* **Problem to solve**: Repeat, without any change, the entries presented below.

* **Data entries**:
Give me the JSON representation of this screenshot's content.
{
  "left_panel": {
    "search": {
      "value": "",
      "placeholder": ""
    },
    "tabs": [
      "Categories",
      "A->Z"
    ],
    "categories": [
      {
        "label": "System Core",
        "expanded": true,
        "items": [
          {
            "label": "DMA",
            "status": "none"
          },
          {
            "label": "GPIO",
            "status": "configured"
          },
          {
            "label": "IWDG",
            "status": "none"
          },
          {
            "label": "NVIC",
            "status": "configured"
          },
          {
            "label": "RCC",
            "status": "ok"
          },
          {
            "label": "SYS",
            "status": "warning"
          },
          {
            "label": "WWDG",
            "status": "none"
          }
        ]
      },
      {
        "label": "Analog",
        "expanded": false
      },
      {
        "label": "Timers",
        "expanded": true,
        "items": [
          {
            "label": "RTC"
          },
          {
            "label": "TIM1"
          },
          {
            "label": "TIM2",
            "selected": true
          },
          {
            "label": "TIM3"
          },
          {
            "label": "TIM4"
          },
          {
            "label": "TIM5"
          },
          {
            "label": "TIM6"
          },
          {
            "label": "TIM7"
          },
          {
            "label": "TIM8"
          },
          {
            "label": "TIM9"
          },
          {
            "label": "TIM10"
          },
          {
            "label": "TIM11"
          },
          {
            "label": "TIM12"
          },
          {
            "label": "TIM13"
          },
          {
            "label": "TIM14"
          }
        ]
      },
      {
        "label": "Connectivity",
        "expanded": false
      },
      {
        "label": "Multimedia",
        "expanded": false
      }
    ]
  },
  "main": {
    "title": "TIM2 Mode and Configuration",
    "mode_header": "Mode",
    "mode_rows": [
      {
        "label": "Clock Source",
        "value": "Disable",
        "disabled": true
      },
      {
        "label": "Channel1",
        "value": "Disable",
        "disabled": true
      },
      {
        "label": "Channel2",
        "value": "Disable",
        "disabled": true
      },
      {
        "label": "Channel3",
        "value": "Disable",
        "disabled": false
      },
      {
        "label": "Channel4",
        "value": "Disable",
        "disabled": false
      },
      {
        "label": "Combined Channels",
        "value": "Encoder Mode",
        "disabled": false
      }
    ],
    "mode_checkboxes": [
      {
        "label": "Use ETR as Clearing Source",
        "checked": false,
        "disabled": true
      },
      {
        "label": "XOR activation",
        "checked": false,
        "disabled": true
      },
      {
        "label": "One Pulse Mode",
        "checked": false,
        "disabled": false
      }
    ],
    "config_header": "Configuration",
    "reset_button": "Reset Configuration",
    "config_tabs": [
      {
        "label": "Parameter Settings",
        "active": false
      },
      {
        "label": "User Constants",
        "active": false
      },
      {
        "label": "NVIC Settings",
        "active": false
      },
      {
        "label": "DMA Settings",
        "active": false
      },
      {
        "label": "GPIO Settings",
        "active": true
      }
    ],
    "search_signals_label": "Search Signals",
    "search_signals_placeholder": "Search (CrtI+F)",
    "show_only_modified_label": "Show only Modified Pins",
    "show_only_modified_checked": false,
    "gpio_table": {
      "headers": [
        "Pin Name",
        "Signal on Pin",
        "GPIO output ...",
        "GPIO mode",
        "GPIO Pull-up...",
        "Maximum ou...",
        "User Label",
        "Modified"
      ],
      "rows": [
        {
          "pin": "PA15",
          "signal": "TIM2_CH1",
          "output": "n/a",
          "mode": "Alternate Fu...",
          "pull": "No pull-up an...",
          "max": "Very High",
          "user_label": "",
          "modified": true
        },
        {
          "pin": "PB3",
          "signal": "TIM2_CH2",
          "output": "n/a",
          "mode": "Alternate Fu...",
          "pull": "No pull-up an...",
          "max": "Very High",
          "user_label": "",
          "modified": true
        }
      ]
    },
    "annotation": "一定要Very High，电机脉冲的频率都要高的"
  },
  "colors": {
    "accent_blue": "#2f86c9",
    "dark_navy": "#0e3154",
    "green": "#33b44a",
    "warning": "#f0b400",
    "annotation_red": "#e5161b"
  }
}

* **Exercise response**:
Give me the JSON representation of this screenshot's content.
{
  "left_panel": {
    "search": {
      "value": "",
      "placeholder": ""
    },
    "tabs": [
      "Categories",
      "A->Z"
    ],
    "categories": [
      {
        "label": "System Core",
        "expanded": true,
        "items": [
          {
            "label": "DMA",
            "status": "none"
          },
          {
            "label": "GPIO",
            "status": "configured"
          },
          {
            "label": "IWDG",
            "status": "none"
          },
          {
            "label": "NVIC",
            "status": "configured"
          },
          {
            "label": "RCC",
            "status": "ok"
          },
          {
            "label": "SYS",
            "status": "warning"
          },
          {
            "label": "WWDG",
            "status": "none"
          }
        ]
      },
      {
        "label": "Analog",
        "expanded": false
      },
      {
        "label": "Timers",
        "expanded": true,
        "items": [
          {
            "label": "RTC"
          },
          {
            "label": "TIM1"
          },
          {
            "label": "TIM2",
            "selected": true
          },
          {
            "label": "TIM3"
          },
          {
            "label": "TIM4"
          },
          {
            "label": "TIM5"
          },
          {
            "label": "TIM6"
          },
          {
            "label": "TIM7"
          },
          {
            "label": "TIM8"
          },
          {
            "label": "TIM9"
          },
          {
            "label": "TIM10"
          },
          {
            "label": "TIM11"
          },
          {
            "label": "TIM12"
          },
          {
            "label": "TIM13"
          },
          {
            "label": "TIM14"
          }
        ]
      },
      {
        "label": "Connectivity",
        "expanded": false
      },
      {
        "label": "Multimedia",
        "expanded": false
      }
    ]
  },
  "main": {
    "title": "TIM2 Mode and Configuration",
    "mode_header": "Mode",
    "mode_rows": [
      {
        "label": "Clock Source",
        "value": "Disable",
        "disabled": true
      },
      {
        "label": "Channel1",
        "value": "Disable",
        "disabled": true
      },
      {
        "label": "Channel2",
        "value": "Disable",
        "disabled": true
      },
      {
        "label": "Channel3",
        "value": "Disable",
        "disabled": false
      },
      {
        "label": "Channel4",
        "value": "Disable",
        "disabled": false
      },
      {
        "label": "Combined Channels",
        "value": "Encoder Mode",
        "disabled": false
      }
    ],
    "mode_checkboxes": [
      {
        "label": "Use ETR as Clearing Source",
        "checked": false,
        "disabled": true
      },
      {
        "label": "XOR activation",
        "checked": false,
        "disabled": true
      },
      {
        "label": "One Pulse Mode",
        "checked": false,
        "disabled": false
      }
    ],
    "config_header": "Configuration",
    "reset_button": "Reset Configuration",
    "config_tabs": [
      {
        "label": "Parameter Settings",
        "active": false
      },
      {
        "label": "User Constants",
        "active": false
      },
      {
        "label": "NVIC Settings",
        "active": false
      },
      {
        "label": "DMA Settings",
        "active": false
      },
      {
        "label": "GPIO Settings",
        "active": true
      }
    ],
    "search_signals_label": "Search Signals",
    "search_signals_placeholder": "Search (CrtI+F)",
    "show_only_modified_label": "Show only Modified Pins",
    "show_only_modified_checked": false,
    "gpio_table": {
      "headers": [
        "Pin Name",
        "Signal on Pin",
        "GPIO output ...",
        "GPIO mode",
        "GPIO Pull-up...",
        "Maximum ou...",
        "User Label",
        "Modified"
      ],
      "rows": [
        {
          "pin": "PA15",
          "signal": "TIM2_CH1",
          "output": "n/a",
          "mode": "Alternate Fu...",
          "pull": "No pull-up an...",
          "max": "Very High",
          "user_label": "",
          "modified": true
        },
        {
          "pin": "PB3",
          "signal": "TIM2_CH2",
          "output": "n/a",
          "mode": "Alternate Fu...",
          "pull": "No pull-up an...",
          "max": "Very High",
          "user_label": "",
          "modified": true
        }
      ]
    },
    "annotation": "一定要Very High，电机脉冲的频率都要高的"
  },
  "colors": {
    "accent_blue": "#2f86c9",
    "dark_navy": "#0e3154",
    "green": "#33b44a",
    "warning": "#f0b400",
    "annotation_red": "#e5161b"
  }
}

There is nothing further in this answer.